_The input_.
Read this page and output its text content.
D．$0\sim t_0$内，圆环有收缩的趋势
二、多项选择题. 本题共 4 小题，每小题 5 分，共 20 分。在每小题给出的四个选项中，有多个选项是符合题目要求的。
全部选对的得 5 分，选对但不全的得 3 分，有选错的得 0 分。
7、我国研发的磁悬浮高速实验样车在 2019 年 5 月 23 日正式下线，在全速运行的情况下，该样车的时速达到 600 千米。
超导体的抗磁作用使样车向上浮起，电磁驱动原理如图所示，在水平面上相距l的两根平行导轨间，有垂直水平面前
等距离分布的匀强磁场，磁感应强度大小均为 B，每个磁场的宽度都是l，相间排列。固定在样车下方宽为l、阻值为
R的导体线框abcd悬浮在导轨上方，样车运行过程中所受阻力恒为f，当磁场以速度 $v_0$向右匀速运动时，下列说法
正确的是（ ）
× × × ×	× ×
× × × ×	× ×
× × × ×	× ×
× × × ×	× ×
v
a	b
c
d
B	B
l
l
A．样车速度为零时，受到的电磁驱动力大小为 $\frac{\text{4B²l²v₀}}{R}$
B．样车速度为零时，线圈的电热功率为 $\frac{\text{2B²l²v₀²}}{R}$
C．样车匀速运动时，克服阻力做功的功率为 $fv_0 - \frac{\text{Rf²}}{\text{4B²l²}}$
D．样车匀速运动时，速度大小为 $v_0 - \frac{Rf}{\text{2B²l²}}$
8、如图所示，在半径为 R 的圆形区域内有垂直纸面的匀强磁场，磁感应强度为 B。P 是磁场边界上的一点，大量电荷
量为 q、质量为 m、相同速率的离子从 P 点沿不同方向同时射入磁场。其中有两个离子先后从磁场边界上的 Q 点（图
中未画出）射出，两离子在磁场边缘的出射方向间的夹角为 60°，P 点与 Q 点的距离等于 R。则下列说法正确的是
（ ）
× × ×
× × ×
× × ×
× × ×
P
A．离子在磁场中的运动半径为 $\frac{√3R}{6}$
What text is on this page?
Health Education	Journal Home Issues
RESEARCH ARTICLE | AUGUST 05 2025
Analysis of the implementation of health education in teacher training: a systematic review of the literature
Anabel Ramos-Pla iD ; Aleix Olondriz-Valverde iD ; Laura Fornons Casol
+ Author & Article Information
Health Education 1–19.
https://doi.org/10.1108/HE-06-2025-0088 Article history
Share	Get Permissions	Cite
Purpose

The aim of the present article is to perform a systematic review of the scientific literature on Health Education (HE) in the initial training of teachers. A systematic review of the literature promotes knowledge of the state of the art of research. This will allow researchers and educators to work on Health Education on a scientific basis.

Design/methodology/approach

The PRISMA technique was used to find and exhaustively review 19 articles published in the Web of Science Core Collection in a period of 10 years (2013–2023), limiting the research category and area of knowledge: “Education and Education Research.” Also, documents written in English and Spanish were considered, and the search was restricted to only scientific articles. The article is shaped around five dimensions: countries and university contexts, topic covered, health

* * *

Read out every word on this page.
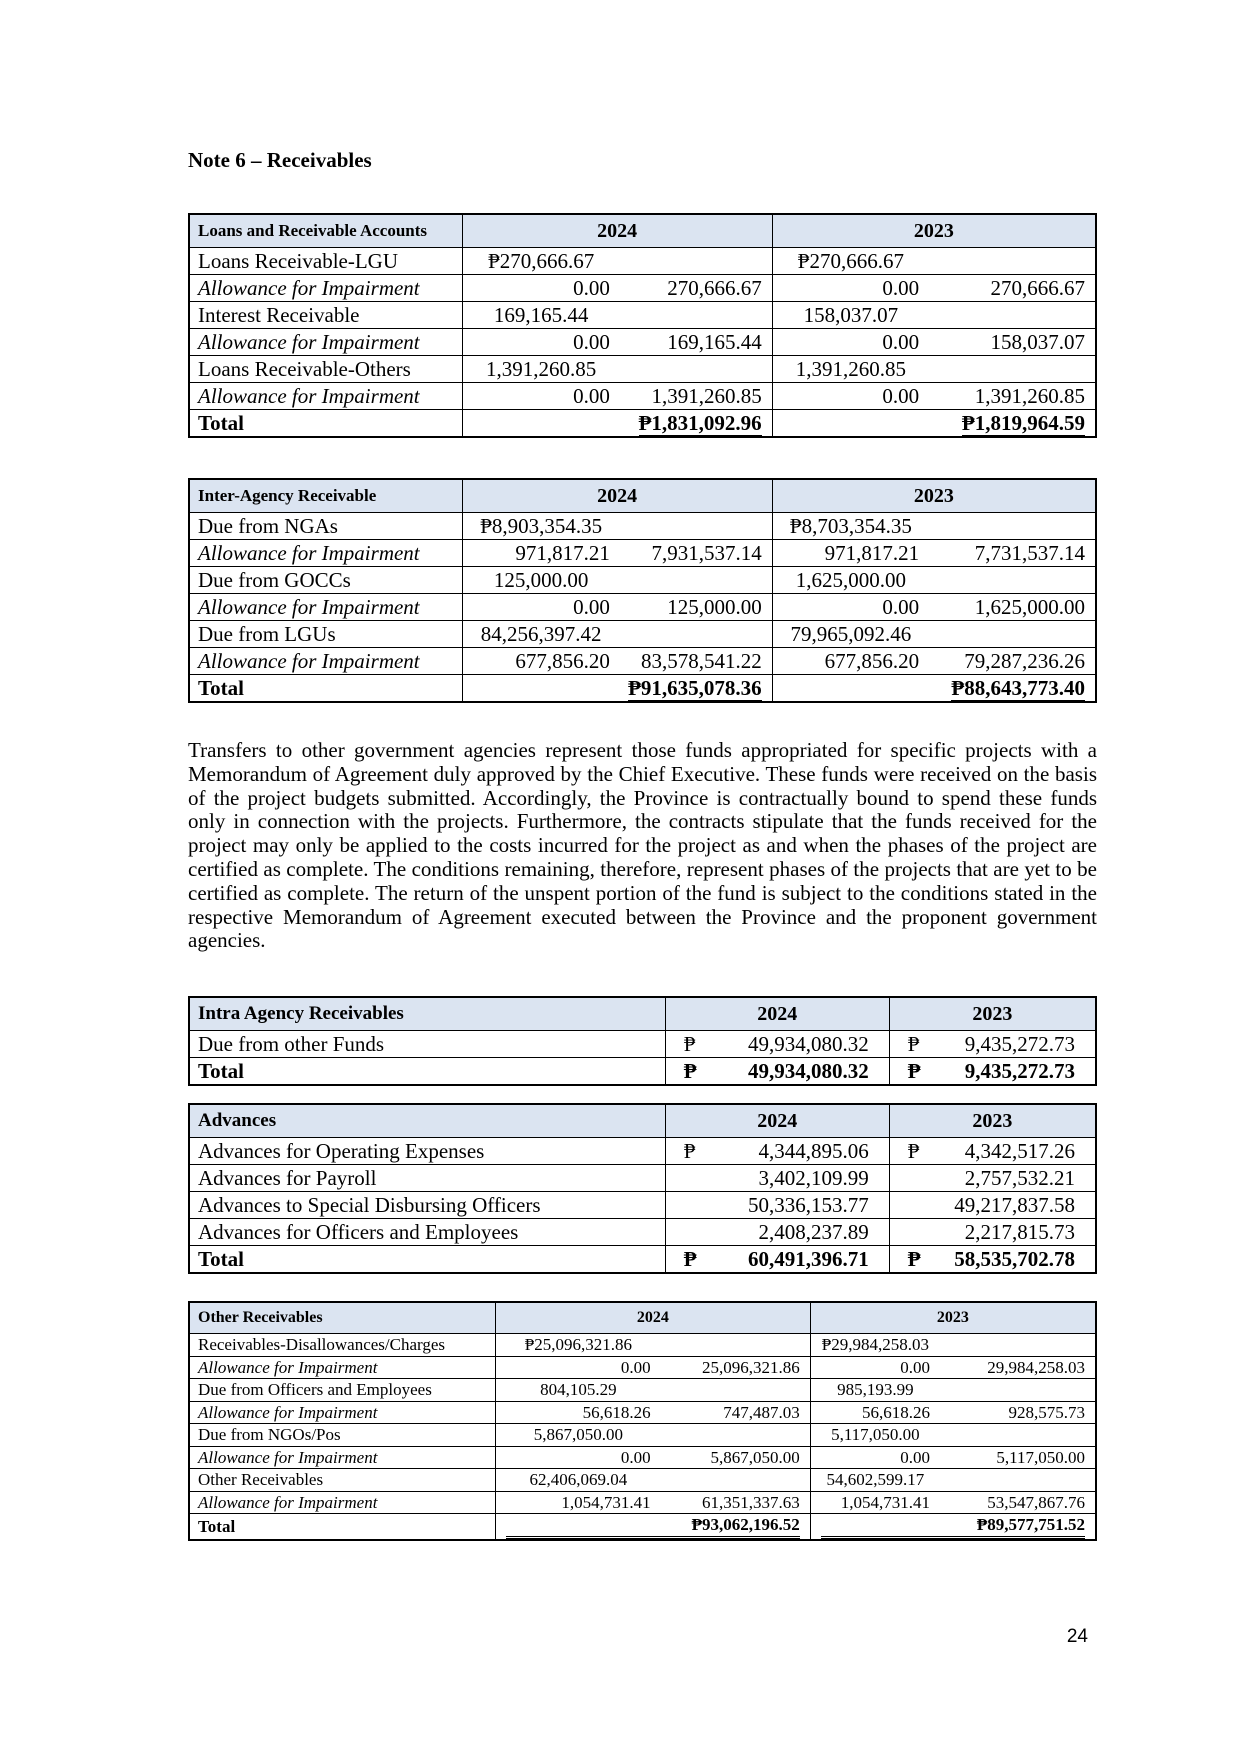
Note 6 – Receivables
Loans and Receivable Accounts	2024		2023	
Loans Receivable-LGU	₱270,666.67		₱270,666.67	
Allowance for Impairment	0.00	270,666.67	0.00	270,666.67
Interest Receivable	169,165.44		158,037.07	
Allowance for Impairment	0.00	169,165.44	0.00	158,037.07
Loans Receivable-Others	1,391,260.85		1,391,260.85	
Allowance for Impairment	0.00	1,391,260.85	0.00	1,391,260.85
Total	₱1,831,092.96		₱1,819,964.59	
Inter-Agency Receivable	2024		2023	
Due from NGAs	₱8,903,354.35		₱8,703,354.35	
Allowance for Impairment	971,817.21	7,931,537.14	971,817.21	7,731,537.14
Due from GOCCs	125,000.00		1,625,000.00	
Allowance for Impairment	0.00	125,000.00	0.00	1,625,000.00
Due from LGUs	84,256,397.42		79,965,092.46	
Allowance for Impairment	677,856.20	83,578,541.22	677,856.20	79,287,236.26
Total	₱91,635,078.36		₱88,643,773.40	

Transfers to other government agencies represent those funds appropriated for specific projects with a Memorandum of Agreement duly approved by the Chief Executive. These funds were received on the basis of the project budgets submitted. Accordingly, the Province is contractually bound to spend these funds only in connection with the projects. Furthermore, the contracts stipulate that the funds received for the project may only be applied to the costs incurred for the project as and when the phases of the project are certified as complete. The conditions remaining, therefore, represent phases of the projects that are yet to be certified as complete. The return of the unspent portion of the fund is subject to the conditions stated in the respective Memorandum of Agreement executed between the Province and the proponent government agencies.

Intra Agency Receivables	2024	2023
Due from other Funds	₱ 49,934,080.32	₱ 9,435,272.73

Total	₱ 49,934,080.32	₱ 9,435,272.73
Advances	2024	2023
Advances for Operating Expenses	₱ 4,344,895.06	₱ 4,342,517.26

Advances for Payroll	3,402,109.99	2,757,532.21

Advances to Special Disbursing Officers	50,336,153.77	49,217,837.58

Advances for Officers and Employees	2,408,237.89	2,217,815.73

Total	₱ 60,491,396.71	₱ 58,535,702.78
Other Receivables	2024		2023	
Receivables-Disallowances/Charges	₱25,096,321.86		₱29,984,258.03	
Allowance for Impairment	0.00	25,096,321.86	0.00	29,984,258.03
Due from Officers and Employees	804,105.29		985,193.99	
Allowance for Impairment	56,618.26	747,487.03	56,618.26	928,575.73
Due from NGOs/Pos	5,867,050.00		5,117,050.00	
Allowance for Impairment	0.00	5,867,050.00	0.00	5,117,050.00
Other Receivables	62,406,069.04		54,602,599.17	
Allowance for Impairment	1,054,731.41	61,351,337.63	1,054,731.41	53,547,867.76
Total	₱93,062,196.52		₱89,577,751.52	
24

_What to produce_. Pick each line holding the word "knowledge" out of the data and copy it.

_Full output_.
The aim of the present article is to perform a systematic review of the scientific literature on Health Education (HE) in the initial training of teachers. A systematic review of the literature promotes knowledge of the state of the art of research. This will allow researchers and educators to work on Health Education on a scientific basis.
The PRISMA technique was used to find and exhaustively review 19 articles published in the Web of Science Core Collection in a period of 10 years (2013–2023), limiting the research category and area of knowledge: “Education and Education Research.” Also, documents written in English and Spanish were considered, and the search was restricted to only scientific articles. The article is shaped around five dimensions: countries and university contexts, topic covered, health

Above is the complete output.